— Start —
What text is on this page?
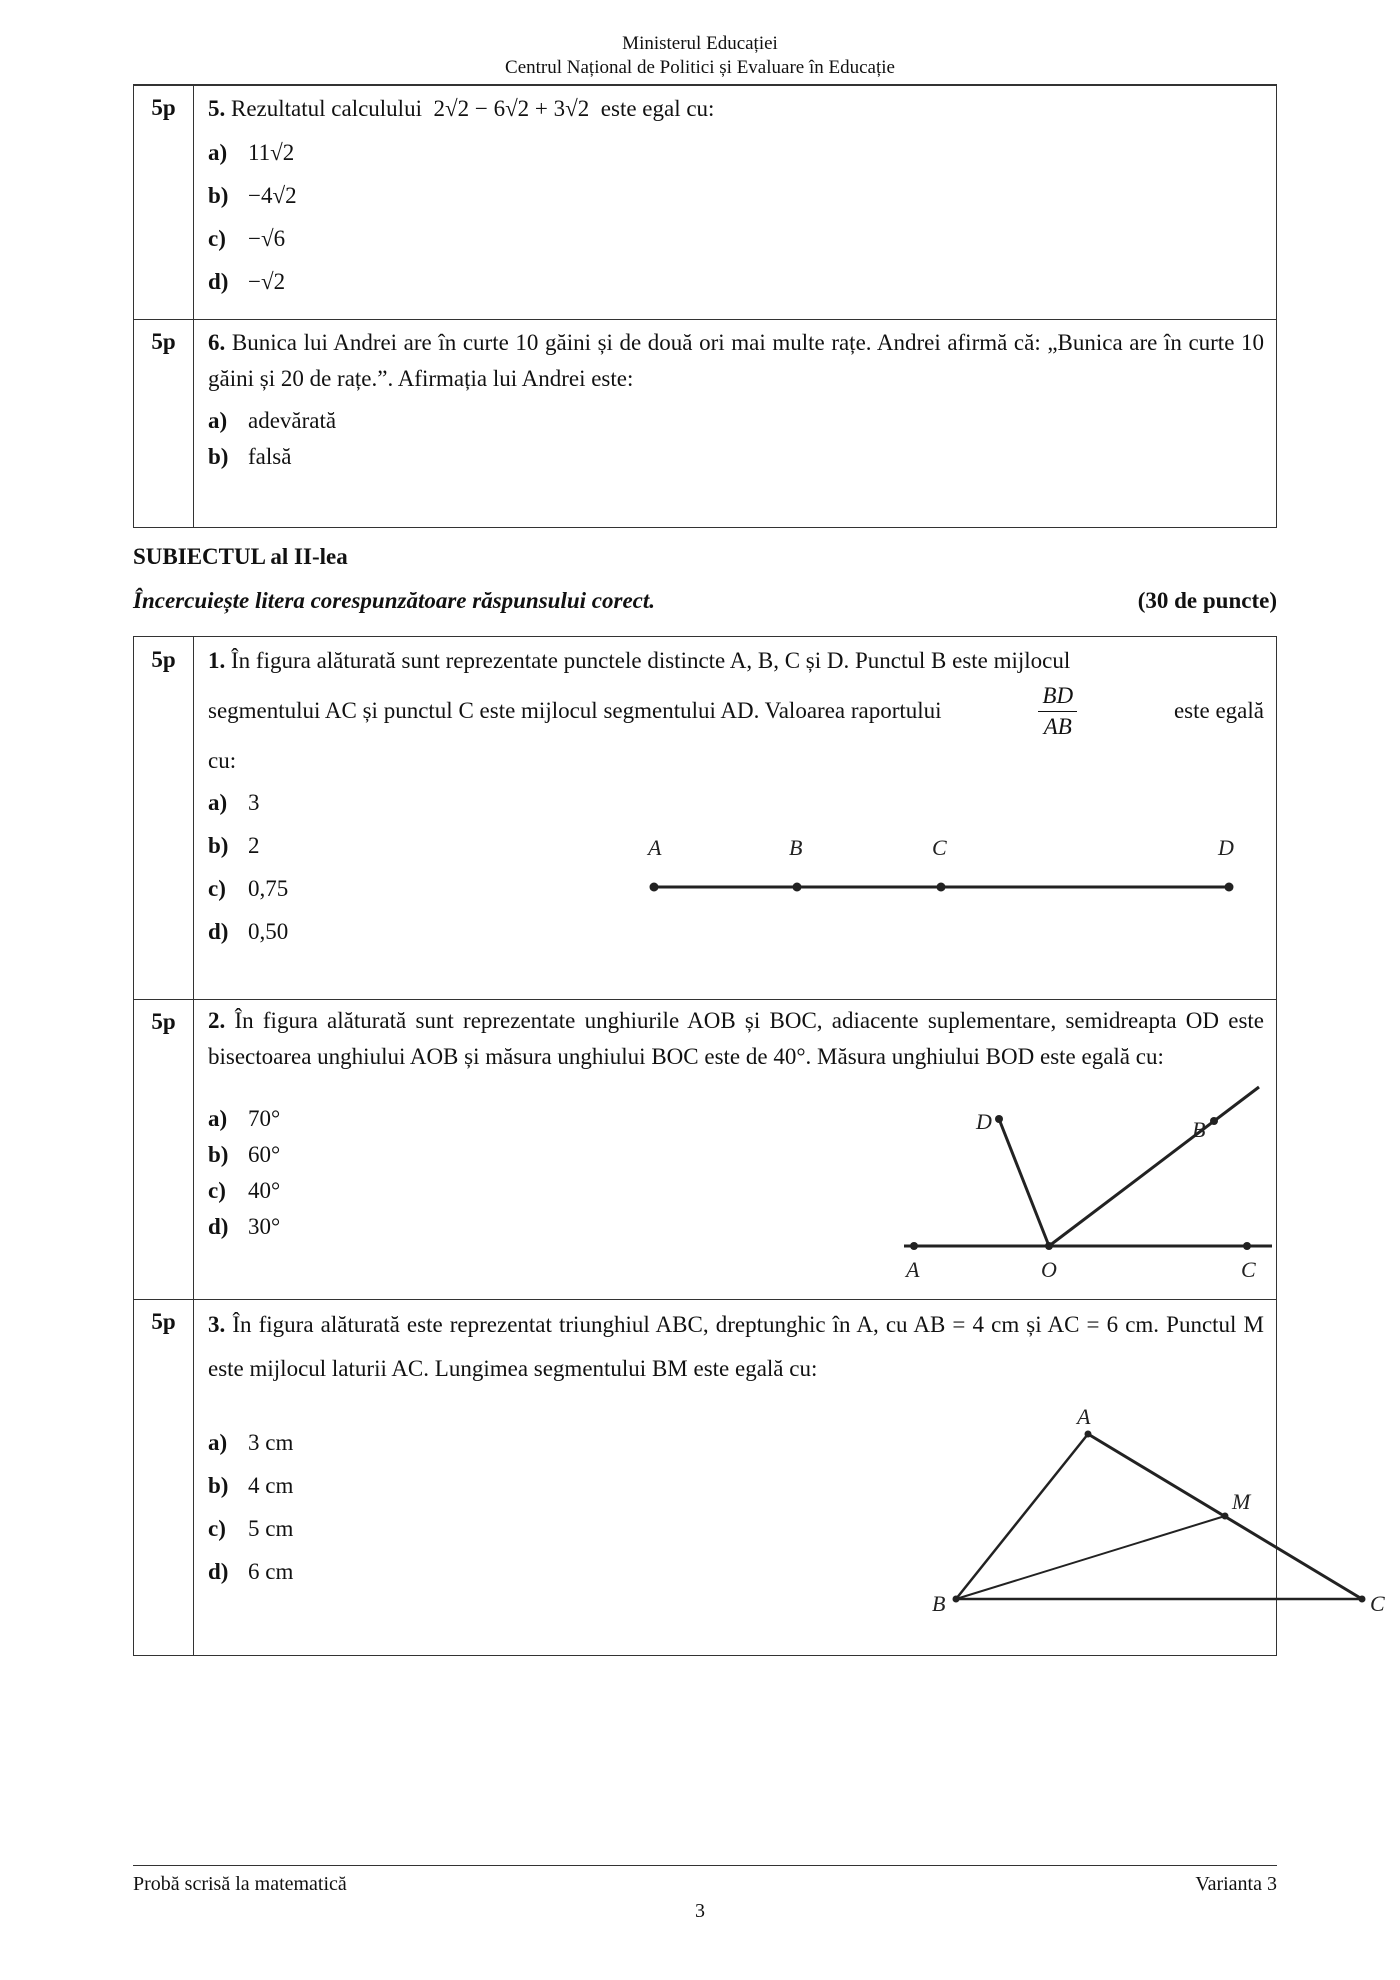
Ministerul Educației
Centrul Național de Politici și Evaluare în Educație
5p	5. Rezultatul calculului 2√2 − 6√2 + 3√2 este egal cu:
a) 11√2
b) −4√2
c) −√6
d) −√2
5p	6. Bunica lui Andrei are în curte 10 găini și de două ori mai multe rațe. Andrei afirmă că: „Bunica are în curte 10 găini și 20 de rațe.”. Afirmația lui Andrei este:
a) adevărată
b) falsă
SUBIECTUL al II-lea
Încercuiește litera corespunzătoare răspunsului corect.	(30 de puncte)
5p	1. În figura alăturată sunt reprezentate punctele distincte A, B, C și D. Punctul B este mijlocul
segmentului AC și punctul C este mijlocul segmentului AD. Valoarea raportului	$\frac{BD}{AB}$	este egală
cu:
a) 3
b) 2
c) 0,75
d) 0,50
A	B	C	D
5p	2. În figura alăturată sunt reprezentate unghiurile AOB și BOC, adiacente suplementare, semidreapta OD este bisectoarea unghiului AOB și măsura unghiului BOC este de 40°. Măsura unghiului BOD este egală cu:
a) 70°
b) 60°
c) 40°
d) 30°
D	B
A	O	C
5p	3. În figura alăturată este reprezentat triunghiul ABC, dreptunghic în A, cu AB = 4 cm și AC = 6 cm. Punctul M este mijlocul laturii AC. Lungimea segmentului BM este egală cu:
a) 3 cm
b) 4 cm
c) 5 cm
d) 6 cm
A
M
B	C
Probă scrisă la matematică	Varianta 3
3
— End —
§ Written instruction
Without including any pictures, please restate all the records exactly.

§ Worked solution
What text is on this page?
Ministerul Educației
Centrul Național de Politici și Evaluare în Educație
5p	5. Rezultatul calculului 2√2 − 6√2 + 3√2 este egal cu:
a) 11√2
b) −4√2
c) −√6
d) −√2
5p	6. Bunica lui Andrei are în curte 10 găini și de două ori mai multe rațe. Andrei afirmă că: „Bunica are în curte 10 găini și 20 de rațe.”. Afirmația lui Andrei este:
a) adevărată
b) falsă
SUBIECTUL al II-lea
Încercuiește litera corespunzătoare răspunsului corect.	(30 de puncte)
5p	1. În figura alăturată sunt reprezentate punctele distincte A, B, C și D. Punctul B este mijlocul
segmentului AC și punctul C este mijlocul segmentului AD. Valoarea raportului	$\frac{BD}{AB}$	este egală
cu:
a) 3
b) 2
c) 0,75
d) 0,50
A	B	C	D
5p	2. În figura alăturată sunt reprezentate unghiurile AOB și BOC, adiacente suplementare, semidreapta OD este bisectoarea unghiului AOB și măsura unghiului BOC este de 40°. Măsura unghiului BOD este egală cu:
a) 70°
b) 60°
c) 40°
d) 30°
D	B
A	O	C
5p	3. În figura alăturată este reprezentat triunghiul ABC, dreptunghic în A, cu AB = 4 cm și AC = 6 cm. Punctul M este mijlocul laturii AC. Lungimea segmentului BM este egală cu:
a) 3 cm
b) 4 cm
c) 5 cm
d) 6 cm
A
M
B	C
Probă scrisă la matematică	Varianta 3
3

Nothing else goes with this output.